══ BLOCCO DI TESTO
Si preannuncia bellissimo (ironico) questo 2017 che tra una tragedia e l’altra non trova di meglio che un dibattito che si muove tra post-verità, giurie popolari e commissioni di esperti che tanto ricordano il Ministero della Verità di orwelliana invenzione.

Non saprei dire quale delle posizioni lette in questi giorni sia più insensata, provocatoria o stupida: i paladini della rete accusano i giornalisti di falsità, i giornalisti accusano la rete di diffondere bufale a piene mani. Diciamolo: la vera bufala è questa contrapposizione.

Non si può fare a meno di notare che gli argomenti con cui molti giornalisti (si veda ad esempio Calabresi su Repubblica) difendono la loro professione non siano robustissimi e neppure accettabili: in sintesi dicono “non potete darci la patente di bugiardi, proprio voi grillini che sostenete e diffondete la tesi delle scie chimiche, dell’inutilità della mammografia e dei danni provocati dai vaccini”. Certo, queste sono sciocchezze. Ma i giornali – mettendo in campo tutta la loro autorevolezza – ci hanno fatto credere che Saddam Hussein aveva le armi di distruzione di massa; che Kim Jong- un un giorno sì e l’altro pure – fa mangiare dai cani uno dei suoi generali perché non ha riso alle sue facezie; che per ogni inverno che si avvicina ci sarà un’influenza assassina che mieterà vittime come nessun’altra prima se non ci si vaccinerà (sicuri che tutti i vaccini siano proprio indispensabili?). E dietro queste notizie false o manipolate c’è ben di più di un individuo credulone: c’è una catena di professionisti della menzogna che hanno operato in sinergia per propinare “narrazioni” di comodo. Una catena di montaggio della quale fanno parte politici, manager di aziende, uomini dei servizi, spin doctor, addetti stampa, direttori, giornalisti, editori. Una catena assai più pericolosa di qualsiasi buontempone del web.
════
**ELENCO DEI COMPITI:**
1. Riproduci fedelmente, dal testo sulla post-verità e le bufale, il passo che si apre con le parole contenenti "Si preannuncia bellissimo" e si chiude con "è questa contrapposizione.".
2. Fornisci il seguito del testo sulla post-verità e le bufale a partire dall'ultima frase riportata.
══ DATI MOSTRATI
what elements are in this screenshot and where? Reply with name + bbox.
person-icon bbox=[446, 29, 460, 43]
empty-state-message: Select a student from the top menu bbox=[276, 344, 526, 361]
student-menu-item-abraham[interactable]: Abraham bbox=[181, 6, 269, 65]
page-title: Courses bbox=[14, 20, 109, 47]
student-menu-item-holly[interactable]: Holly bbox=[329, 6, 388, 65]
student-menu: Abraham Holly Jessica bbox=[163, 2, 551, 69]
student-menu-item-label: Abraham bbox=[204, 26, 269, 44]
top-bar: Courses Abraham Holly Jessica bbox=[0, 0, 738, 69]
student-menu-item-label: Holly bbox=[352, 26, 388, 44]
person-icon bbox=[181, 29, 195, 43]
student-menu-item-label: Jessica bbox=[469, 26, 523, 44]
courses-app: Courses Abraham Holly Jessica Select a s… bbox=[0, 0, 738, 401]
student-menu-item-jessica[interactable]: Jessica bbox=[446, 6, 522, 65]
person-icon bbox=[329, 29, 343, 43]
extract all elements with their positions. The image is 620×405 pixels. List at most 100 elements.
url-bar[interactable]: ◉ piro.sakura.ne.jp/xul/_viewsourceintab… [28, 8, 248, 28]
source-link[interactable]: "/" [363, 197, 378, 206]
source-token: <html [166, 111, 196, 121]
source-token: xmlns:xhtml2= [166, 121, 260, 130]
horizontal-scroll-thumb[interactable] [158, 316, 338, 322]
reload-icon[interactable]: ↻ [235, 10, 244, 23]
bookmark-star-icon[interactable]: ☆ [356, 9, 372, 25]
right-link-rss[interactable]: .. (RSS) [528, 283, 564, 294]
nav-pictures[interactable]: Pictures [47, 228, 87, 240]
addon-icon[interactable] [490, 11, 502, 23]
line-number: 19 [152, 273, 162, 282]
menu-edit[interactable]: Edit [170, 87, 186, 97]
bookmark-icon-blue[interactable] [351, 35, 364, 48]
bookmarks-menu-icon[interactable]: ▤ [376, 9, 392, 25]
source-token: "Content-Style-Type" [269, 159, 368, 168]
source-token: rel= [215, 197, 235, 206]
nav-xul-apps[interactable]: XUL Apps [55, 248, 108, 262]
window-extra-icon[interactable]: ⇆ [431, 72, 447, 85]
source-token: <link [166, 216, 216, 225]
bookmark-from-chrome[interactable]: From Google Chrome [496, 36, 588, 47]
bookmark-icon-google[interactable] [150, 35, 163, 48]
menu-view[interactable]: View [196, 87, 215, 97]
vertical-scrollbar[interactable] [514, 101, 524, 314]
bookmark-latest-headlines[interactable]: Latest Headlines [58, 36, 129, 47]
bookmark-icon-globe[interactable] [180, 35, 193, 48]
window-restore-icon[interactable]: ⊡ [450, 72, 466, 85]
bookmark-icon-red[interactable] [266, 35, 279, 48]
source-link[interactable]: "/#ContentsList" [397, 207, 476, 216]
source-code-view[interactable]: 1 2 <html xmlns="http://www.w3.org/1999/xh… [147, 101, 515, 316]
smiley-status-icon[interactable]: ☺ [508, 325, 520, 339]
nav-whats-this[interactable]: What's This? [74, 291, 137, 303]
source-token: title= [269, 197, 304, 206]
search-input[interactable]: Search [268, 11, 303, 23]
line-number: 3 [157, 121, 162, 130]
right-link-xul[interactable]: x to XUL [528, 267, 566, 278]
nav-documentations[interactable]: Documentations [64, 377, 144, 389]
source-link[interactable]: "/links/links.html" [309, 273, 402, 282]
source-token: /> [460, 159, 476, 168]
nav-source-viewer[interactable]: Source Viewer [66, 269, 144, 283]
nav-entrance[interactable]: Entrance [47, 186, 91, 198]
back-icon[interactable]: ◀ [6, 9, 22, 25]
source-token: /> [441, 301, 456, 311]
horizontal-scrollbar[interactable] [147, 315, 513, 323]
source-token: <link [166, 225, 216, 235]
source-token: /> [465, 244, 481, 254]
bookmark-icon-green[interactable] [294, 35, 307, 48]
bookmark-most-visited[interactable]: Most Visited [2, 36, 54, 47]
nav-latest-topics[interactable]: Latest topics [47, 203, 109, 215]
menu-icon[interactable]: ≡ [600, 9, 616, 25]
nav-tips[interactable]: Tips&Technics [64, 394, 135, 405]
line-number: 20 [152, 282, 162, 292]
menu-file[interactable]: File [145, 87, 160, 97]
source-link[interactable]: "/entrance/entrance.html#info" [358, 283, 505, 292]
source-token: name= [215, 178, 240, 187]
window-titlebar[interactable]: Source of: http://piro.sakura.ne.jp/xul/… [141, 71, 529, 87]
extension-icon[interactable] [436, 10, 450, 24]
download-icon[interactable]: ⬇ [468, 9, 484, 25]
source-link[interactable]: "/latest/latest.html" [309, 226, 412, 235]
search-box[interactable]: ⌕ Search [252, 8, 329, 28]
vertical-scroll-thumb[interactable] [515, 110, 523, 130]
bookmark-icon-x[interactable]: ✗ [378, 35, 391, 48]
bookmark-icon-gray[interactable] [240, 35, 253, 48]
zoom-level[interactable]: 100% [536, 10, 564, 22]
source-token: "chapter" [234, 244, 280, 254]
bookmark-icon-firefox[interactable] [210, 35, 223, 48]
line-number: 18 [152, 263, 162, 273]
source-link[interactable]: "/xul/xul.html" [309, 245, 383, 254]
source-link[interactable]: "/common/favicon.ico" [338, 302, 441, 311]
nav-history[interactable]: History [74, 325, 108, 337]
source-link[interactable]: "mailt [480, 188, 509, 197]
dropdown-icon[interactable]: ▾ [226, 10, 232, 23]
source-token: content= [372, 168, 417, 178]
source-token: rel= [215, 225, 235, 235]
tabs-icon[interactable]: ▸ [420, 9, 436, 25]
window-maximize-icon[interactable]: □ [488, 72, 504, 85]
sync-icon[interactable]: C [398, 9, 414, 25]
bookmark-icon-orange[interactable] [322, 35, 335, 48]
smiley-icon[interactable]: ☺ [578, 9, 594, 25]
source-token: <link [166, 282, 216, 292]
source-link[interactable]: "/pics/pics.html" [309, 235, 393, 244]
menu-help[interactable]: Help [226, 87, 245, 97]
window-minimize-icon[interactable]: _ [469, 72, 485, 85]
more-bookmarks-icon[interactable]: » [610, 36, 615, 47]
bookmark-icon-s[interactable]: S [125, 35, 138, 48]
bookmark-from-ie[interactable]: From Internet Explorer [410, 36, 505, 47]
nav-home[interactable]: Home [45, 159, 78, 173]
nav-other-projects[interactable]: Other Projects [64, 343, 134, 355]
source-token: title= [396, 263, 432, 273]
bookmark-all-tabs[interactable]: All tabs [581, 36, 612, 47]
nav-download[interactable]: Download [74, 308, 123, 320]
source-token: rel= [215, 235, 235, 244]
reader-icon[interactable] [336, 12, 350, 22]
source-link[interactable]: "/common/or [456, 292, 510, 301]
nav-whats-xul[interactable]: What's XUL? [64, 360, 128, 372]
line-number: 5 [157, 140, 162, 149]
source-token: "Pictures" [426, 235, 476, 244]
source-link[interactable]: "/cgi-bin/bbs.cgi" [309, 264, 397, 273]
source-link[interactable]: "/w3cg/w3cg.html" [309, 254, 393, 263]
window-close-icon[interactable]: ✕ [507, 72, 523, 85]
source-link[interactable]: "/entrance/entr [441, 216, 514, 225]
════
**RISPOSTE PER VOCE:**
1.
Si preannuncia bellissimo (ironico) questo 2017 che tra una tragedia e l’altra non trova di meglio che un dibattito che si muove tra post-verità, giurie popolari e commissioni di esperti che tanto ricordano il Ministero della Verità di orwelliana invenzione.

Non saprei dire quale delle posizioni lette in questi giorni sia più insensata, provocatoria o stupida: i paladini della rete accusano i giornalisti di falsità, i giornalisti accusano la rete di diffondere bufale a piene mani. Diciamolo: la vera bufala è questa contrapposizione.

2.
È altrettanto vero che sul web trovano spazio bufale di vario tipo – dirette da mani occulte o più semplicemente da utili idioti – che alimentano razzismi, violenze, odi. Pericolosissime. Che trovano, nel rilancio dei media, l’autorevolezza e la legittimazione ad esistere.

Insomma, un dibattito serio su informazione e comunicazione non può procedere invocando né tribunali del popolo né tanto meno commissioni di controllo che vaglino le notizie diffuse sul web: ci manca solo una commissione di burocratici censori, sullo stile di quella che negli anni 50 tagliuzzava a capoccia capolavori della cinematografia sulla base dei centimetri di epidermide femminile esposti alla vista.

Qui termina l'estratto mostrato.